## [Goal of the exercise]
In the data below, find every line with the string "MAISON" and pull it out.

>>>

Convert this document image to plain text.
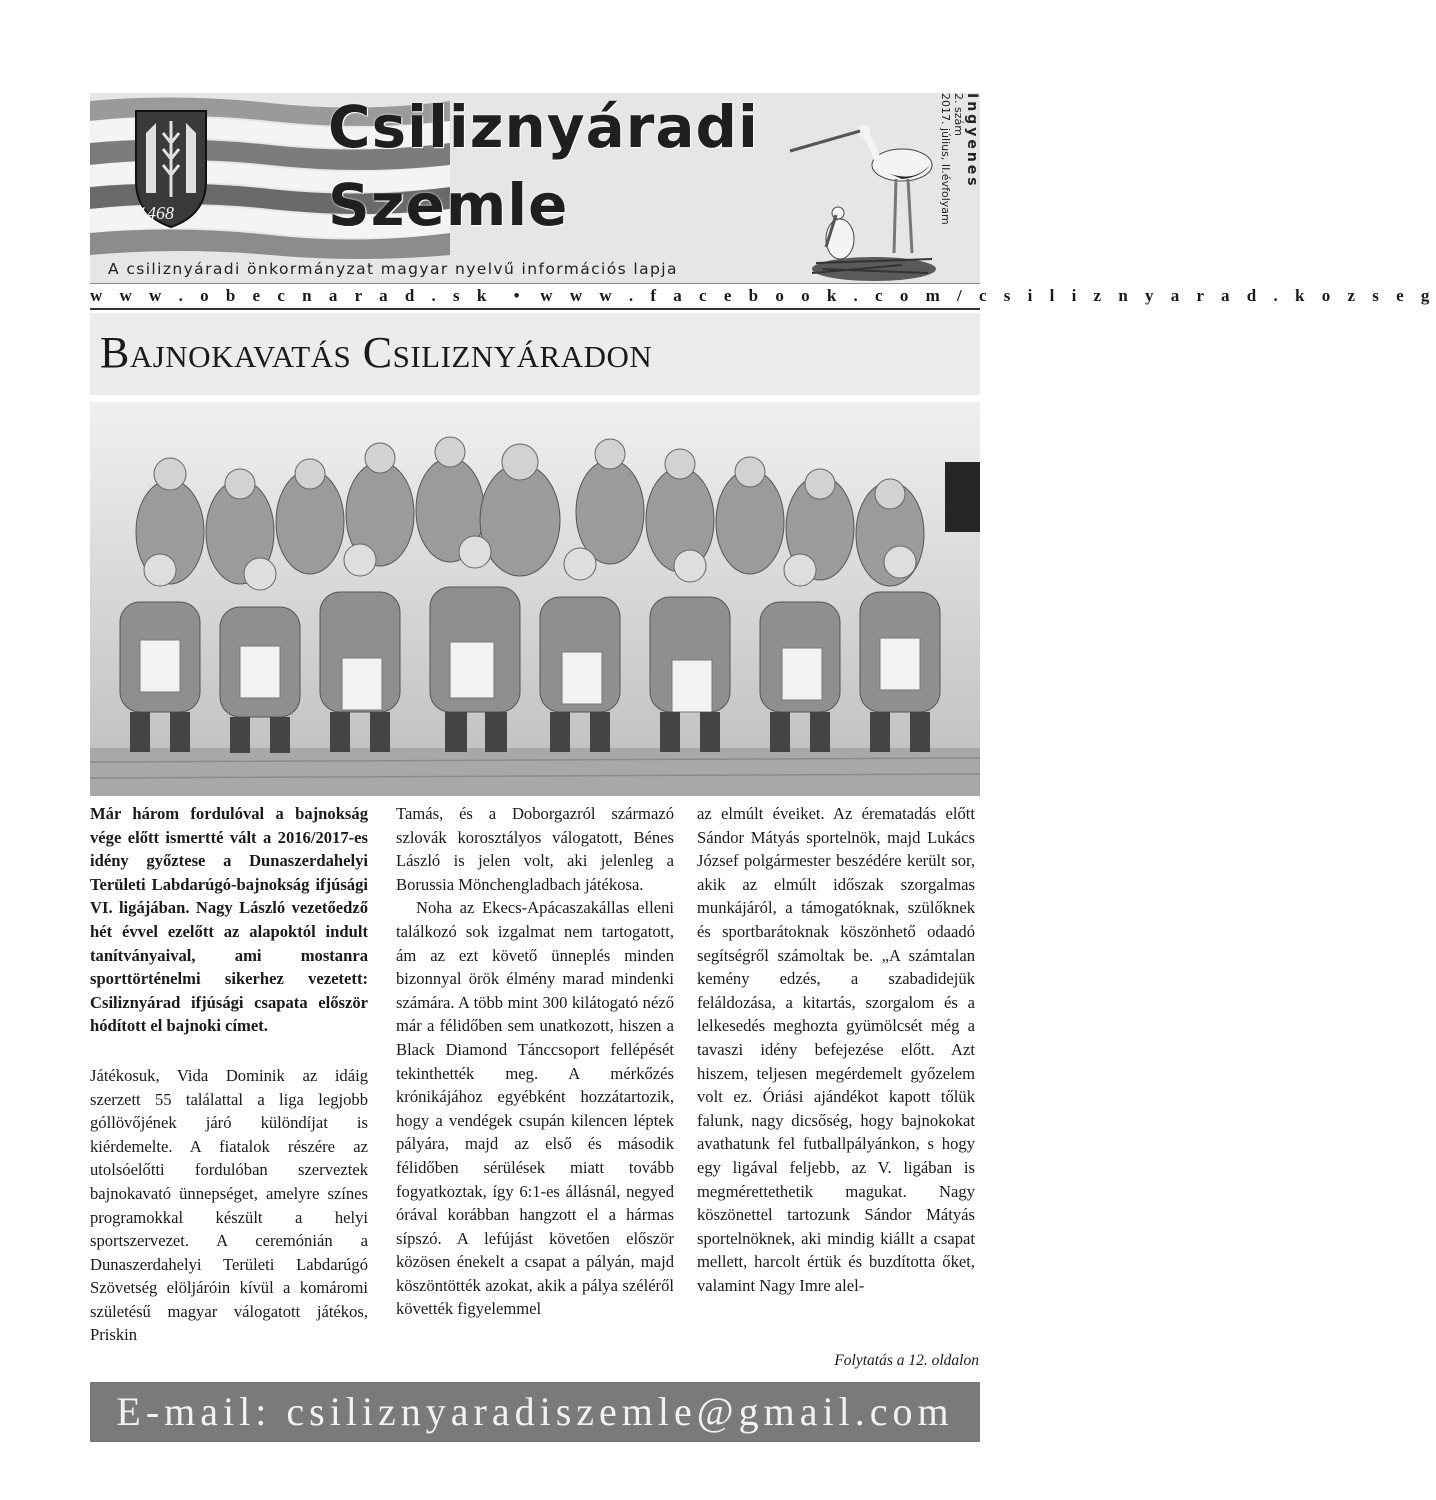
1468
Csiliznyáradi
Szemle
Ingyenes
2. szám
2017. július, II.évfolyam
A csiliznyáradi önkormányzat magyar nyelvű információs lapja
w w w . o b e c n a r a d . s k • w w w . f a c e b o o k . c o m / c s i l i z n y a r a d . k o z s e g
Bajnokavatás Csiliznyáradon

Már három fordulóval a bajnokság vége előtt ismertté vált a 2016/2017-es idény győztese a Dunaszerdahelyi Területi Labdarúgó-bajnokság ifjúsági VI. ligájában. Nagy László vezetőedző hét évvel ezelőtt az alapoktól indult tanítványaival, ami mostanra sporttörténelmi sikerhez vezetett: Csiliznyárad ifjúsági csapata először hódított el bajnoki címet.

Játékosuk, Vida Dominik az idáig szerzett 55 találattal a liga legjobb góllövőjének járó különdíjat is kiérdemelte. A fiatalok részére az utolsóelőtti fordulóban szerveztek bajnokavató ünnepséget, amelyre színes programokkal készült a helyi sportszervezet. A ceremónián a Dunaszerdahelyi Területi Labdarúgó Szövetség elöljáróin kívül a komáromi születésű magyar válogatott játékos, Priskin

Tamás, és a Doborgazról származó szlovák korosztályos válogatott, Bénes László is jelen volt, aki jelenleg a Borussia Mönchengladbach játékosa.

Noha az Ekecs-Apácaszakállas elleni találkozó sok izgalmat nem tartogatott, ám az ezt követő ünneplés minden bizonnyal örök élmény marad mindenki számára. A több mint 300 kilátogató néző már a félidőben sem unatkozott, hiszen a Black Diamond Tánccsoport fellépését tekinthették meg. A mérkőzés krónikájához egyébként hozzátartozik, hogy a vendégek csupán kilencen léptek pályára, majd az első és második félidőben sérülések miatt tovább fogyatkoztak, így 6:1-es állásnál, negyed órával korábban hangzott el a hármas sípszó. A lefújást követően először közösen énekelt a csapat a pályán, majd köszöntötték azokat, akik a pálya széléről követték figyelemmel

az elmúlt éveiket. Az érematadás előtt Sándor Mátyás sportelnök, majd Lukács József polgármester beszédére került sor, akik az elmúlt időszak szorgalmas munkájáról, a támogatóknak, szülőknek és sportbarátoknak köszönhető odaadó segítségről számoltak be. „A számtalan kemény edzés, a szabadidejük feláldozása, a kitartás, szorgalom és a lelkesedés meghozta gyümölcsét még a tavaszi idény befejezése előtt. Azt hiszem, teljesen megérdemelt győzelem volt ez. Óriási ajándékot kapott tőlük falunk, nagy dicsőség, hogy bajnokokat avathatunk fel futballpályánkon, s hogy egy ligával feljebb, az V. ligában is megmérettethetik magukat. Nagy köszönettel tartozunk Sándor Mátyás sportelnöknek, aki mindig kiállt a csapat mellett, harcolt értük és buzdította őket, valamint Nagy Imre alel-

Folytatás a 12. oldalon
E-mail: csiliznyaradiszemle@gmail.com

<<<
>>>

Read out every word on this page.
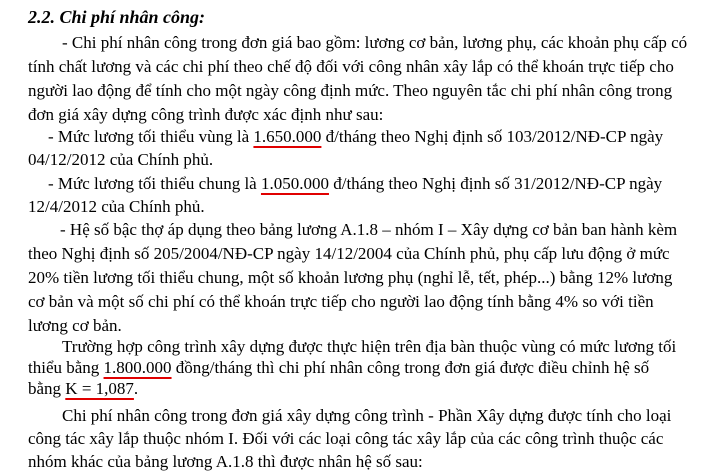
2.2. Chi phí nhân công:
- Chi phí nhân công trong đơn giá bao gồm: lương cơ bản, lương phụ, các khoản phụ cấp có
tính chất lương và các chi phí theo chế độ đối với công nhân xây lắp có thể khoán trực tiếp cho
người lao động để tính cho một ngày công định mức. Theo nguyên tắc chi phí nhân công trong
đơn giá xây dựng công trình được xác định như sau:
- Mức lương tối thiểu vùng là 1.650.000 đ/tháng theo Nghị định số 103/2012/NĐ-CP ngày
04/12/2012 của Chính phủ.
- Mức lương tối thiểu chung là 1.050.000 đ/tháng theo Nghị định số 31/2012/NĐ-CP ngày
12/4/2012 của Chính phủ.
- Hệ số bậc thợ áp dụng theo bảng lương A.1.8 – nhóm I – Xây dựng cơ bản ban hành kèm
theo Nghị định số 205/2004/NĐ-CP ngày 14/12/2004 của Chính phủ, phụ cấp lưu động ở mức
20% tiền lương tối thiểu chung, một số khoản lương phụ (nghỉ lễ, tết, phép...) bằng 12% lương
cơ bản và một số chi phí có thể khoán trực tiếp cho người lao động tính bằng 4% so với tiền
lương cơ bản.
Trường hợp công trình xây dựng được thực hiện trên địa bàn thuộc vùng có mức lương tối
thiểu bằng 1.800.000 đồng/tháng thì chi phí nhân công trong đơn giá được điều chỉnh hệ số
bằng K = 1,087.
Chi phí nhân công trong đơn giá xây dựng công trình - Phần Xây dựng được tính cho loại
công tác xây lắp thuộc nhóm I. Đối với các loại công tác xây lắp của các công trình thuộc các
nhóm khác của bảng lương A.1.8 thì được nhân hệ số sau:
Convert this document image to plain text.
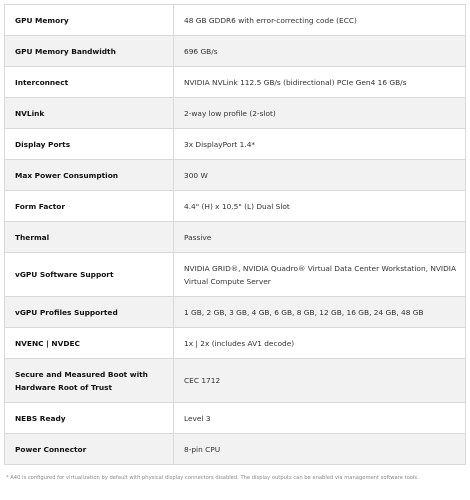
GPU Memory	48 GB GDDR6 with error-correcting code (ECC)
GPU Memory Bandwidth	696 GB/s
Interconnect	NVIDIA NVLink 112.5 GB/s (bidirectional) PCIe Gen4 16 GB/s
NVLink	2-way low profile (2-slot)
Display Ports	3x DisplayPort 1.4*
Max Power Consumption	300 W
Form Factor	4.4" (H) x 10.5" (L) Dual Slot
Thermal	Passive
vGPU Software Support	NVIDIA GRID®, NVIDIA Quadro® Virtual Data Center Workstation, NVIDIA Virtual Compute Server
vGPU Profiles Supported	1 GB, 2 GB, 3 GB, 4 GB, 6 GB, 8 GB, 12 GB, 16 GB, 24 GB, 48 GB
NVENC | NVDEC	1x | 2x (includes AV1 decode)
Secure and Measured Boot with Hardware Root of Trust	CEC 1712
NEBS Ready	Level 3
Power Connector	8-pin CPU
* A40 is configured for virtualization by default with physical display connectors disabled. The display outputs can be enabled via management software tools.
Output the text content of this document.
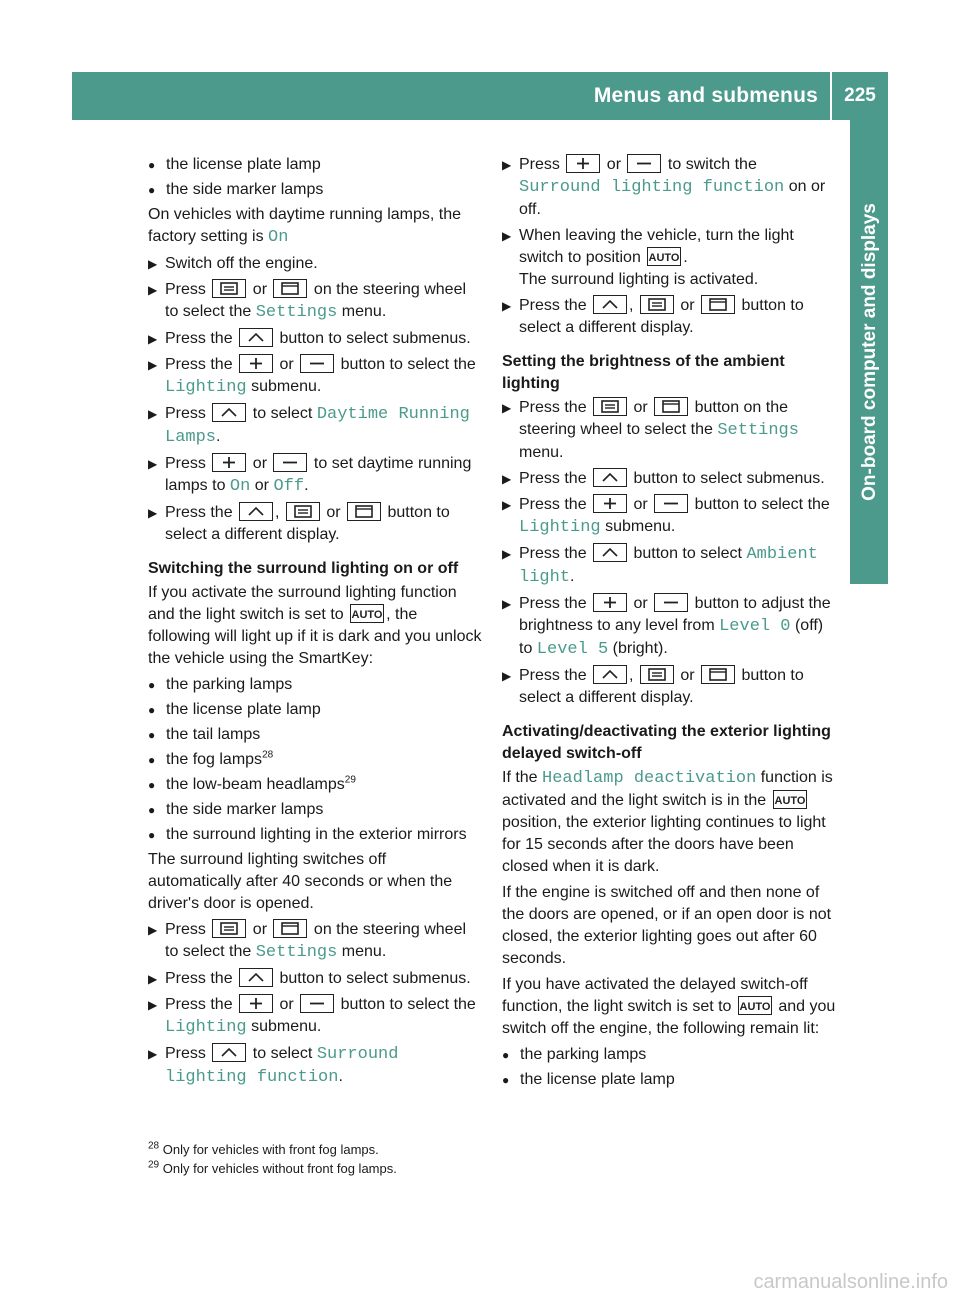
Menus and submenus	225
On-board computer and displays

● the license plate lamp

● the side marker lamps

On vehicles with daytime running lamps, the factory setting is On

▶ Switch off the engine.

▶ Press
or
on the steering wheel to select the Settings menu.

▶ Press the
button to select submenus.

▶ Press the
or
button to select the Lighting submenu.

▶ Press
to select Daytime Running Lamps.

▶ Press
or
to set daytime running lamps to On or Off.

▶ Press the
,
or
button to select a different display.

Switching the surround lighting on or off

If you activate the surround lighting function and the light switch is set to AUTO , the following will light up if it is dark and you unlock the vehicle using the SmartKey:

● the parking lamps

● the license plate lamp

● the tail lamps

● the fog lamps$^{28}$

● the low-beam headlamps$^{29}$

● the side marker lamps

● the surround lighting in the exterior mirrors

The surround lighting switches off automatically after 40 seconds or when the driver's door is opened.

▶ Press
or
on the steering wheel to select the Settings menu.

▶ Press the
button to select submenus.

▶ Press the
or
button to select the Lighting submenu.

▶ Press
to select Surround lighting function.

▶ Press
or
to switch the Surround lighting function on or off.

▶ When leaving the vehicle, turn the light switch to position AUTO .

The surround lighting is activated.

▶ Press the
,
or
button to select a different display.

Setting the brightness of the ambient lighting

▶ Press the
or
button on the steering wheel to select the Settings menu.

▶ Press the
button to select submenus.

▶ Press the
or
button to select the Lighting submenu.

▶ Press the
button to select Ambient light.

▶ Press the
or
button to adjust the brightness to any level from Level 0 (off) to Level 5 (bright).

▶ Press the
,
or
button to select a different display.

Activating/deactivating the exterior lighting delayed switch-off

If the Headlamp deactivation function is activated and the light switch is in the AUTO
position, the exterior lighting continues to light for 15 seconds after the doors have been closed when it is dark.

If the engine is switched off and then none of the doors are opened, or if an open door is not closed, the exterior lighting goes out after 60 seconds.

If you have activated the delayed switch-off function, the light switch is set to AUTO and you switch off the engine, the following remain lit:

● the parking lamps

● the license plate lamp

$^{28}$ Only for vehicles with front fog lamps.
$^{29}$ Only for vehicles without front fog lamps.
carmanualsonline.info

<<<
>>>

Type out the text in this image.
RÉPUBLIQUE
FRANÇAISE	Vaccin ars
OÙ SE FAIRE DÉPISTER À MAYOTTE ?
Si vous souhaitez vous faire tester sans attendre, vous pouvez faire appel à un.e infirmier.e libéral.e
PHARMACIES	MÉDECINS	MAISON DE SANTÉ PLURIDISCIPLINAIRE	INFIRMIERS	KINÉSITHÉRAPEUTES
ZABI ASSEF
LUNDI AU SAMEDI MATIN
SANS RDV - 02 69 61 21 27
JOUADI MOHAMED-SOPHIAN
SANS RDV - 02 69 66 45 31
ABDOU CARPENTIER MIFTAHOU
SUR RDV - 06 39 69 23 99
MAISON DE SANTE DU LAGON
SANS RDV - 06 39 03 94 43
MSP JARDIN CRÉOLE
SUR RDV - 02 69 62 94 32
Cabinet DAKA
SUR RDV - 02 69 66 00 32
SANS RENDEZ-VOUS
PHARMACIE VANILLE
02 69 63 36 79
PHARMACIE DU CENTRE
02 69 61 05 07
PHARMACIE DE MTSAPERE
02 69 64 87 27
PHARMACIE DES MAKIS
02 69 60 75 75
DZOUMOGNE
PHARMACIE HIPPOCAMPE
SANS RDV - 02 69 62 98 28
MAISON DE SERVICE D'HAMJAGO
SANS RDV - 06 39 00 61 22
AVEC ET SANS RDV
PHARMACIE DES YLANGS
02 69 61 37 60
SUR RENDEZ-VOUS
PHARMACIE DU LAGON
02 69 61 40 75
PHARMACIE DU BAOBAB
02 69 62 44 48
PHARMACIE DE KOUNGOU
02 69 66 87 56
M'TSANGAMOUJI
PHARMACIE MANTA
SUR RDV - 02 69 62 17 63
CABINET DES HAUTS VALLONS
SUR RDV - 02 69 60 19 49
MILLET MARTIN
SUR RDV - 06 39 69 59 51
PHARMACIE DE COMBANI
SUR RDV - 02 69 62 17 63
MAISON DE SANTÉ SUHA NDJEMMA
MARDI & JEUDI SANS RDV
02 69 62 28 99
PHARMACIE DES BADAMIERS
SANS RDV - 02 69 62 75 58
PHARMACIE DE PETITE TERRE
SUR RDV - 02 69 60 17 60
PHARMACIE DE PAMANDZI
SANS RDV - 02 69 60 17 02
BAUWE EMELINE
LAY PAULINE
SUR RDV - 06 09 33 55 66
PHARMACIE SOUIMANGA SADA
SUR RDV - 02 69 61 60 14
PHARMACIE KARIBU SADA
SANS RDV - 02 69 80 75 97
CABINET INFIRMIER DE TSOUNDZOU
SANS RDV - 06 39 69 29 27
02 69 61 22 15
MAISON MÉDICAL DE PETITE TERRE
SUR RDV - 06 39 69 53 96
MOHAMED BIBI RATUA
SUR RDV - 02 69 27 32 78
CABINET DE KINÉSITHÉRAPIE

<<<

## [Exercise answer]
PHARMACIES	MÉDECINS	MAISON DE SANTÉ PLURIDISCIPLINAIRE	INFIRMIERS	KINÉSITHÉRAPEUTES
MAISON DE SANTE DU LAGON
MAISON DE SERVICE D'HAMJAGO
MAISON DE SANTÉ SUHA NDJEMMA
MAISON MÉDICAL DE PETITE TERRE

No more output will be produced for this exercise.